▶ ТЕКСТ ДЛЯ ЧТЕНИЯ:
От имени дочери
Интервью Майи Буанос с Иланой Радой – матерью убитой в 2001 году 14-летней Таир Рады.
– Расскажи мне немного о Таир…
– Она была очень любознательной и общительной девочкой. Перфекционисткой, пожалуй, даже слишком. Отлично училась, и в то же время всегда была недовольна собой; не только не боялась трудностей, а словно искала их. Поэтому в школе участвовала сразу в нескольких проектах. Например, в проектах «Отличники 2000 года» и «Я тоже буду студентом». Но при этом все ее мечты о будущем были связаны с танцем.
– Как к ней относились одноклассники?
– Учителя еще до убийства рассказывали мне, что, когда Таир начинала говорить, все остальные в классе замолкали и начинали слушать. У других детей так не получалось. Я помню, как некоторые родители подходили ко мне, рассказывали, что их дочерей не принимают в классе, и просили, чтобы Таир объявила всем, что они подруги – дескать, ее авторитет поможет таким детям войти в коллектив. И Таир всегда охотно откликалась на такие просьбы. Несколько раз ее пытались объявить «королевой класса» или даже всего потока, но она отказывалась.

▶ ЦЕЛЬ ЗАДАНИЯ:
Перепишите фрагмент интервью, начиная со слов «От имени дочери» и заканчивая словами «связаны с танцем.». Слово «танцем» в нём замените на «музыкой».

▶ ИЗВЛЕЧЁННЫЙ МАТЕРИАЛ:
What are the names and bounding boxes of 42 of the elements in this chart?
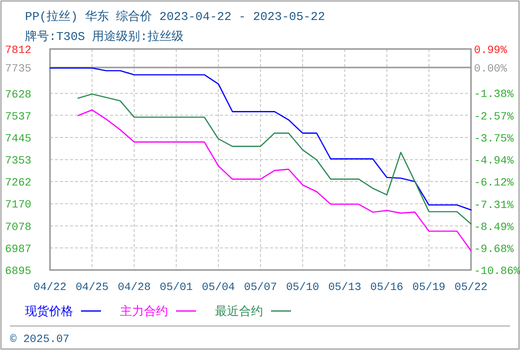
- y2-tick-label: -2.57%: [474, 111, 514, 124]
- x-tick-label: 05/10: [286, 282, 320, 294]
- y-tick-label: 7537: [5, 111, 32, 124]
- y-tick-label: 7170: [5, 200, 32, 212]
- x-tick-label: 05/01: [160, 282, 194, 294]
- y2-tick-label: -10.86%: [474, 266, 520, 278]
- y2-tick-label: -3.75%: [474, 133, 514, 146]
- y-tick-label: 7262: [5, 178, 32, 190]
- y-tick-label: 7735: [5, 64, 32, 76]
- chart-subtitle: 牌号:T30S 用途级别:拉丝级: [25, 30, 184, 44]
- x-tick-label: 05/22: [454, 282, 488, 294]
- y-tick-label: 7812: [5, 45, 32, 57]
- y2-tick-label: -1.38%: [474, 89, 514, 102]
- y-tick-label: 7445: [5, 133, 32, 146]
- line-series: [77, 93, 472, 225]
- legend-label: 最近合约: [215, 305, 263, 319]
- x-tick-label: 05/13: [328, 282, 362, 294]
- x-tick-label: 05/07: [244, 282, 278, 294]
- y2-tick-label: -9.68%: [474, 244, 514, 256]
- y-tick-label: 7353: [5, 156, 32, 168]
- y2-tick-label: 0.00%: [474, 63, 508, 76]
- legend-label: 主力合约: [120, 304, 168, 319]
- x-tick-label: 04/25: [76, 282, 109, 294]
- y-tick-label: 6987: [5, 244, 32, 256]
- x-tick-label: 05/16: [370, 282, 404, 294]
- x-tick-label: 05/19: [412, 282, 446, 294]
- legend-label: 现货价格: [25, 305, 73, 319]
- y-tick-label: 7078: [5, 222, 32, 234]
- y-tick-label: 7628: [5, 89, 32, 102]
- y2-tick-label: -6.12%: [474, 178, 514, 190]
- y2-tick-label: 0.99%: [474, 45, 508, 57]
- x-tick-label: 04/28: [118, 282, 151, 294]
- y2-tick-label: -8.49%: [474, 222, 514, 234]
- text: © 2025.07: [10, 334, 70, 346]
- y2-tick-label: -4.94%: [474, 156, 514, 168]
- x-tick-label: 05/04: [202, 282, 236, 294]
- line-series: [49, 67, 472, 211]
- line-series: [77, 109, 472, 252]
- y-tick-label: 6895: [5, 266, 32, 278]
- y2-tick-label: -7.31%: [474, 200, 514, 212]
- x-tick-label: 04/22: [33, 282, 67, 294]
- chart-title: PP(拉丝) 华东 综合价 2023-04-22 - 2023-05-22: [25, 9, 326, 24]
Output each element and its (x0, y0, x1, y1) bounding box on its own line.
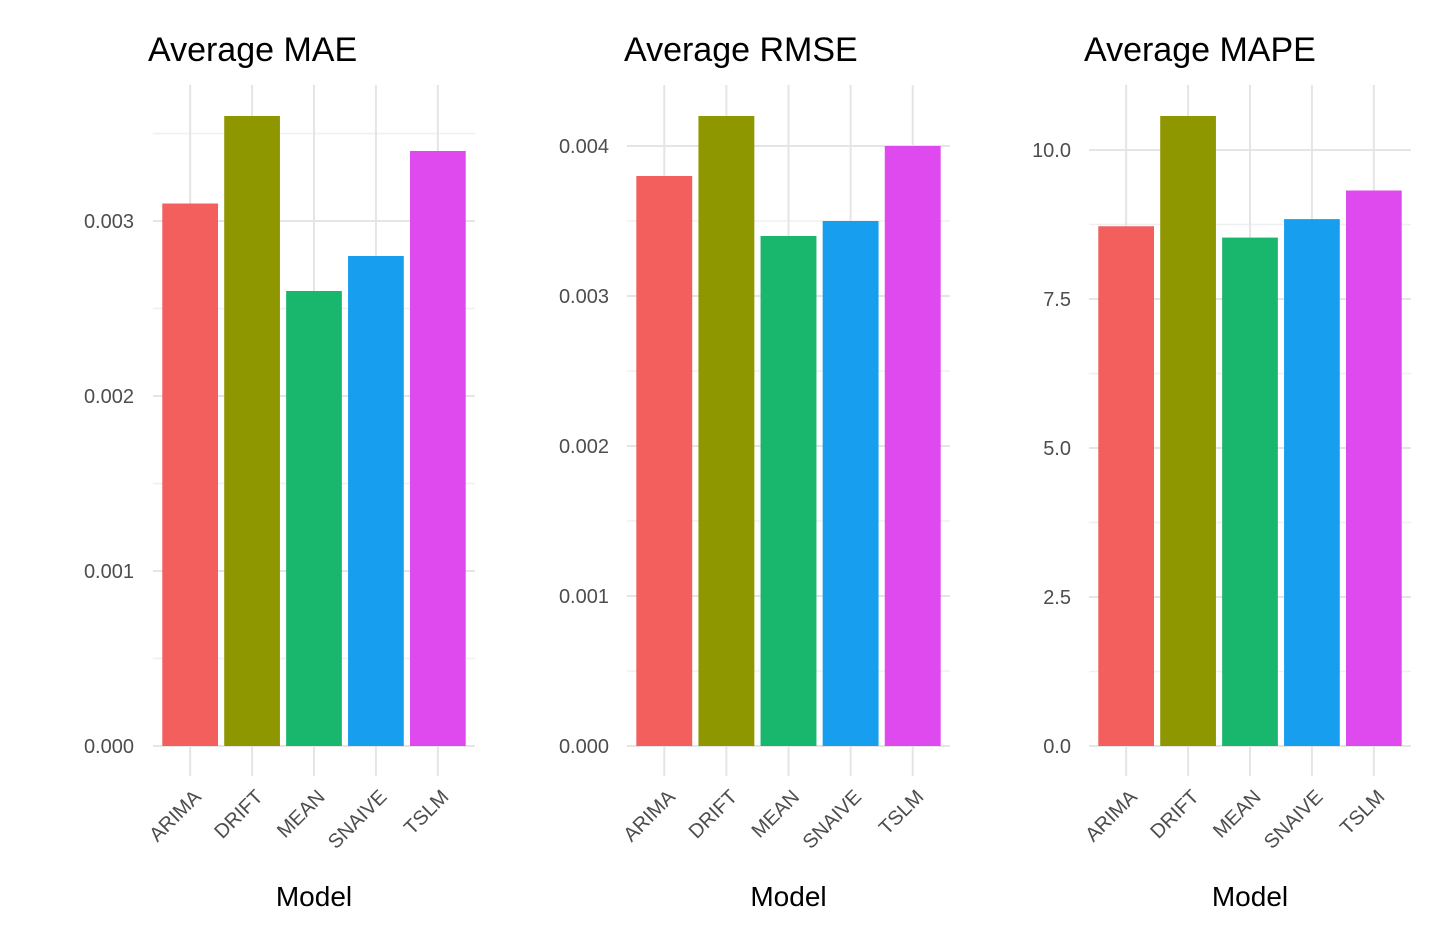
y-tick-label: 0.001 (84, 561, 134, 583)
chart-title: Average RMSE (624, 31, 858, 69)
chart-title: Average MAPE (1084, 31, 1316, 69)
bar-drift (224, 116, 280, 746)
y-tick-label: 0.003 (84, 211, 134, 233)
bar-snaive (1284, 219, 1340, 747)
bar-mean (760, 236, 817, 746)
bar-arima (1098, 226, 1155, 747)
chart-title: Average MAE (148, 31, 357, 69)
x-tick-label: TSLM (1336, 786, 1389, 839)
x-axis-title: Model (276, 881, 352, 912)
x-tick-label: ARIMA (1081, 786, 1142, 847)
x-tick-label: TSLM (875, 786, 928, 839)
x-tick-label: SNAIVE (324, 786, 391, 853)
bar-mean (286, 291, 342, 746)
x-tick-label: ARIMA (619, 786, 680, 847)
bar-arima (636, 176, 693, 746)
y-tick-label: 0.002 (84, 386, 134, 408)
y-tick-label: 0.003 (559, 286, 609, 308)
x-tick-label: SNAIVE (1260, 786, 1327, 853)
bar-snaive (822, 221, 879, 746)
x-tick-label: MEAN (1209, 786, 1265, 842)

▶ ОТВЕТ К ЗАДАНИЮ:
От имени дочери
Интервью Майи Буанос с Иланой Радой – матерью убитой в 2001 году 14-летней Таир Рады.
– Расскажи мне немного о Таир…
– Она была очень любознательной и общительной девочкой. Перфекционисткой, пожалуй, даже слишком. Отлично училась, и в то же время всегда была недовольна собой; не только не боялась трудностей, а словно искала их. Поэтому в школе участвовала сразу в нескольких проектах. Например, в проектах «Отличники 2000 года» и «Я тоже буду студентом». Но при этом все ее мечты о будущем были связаны с музыкой.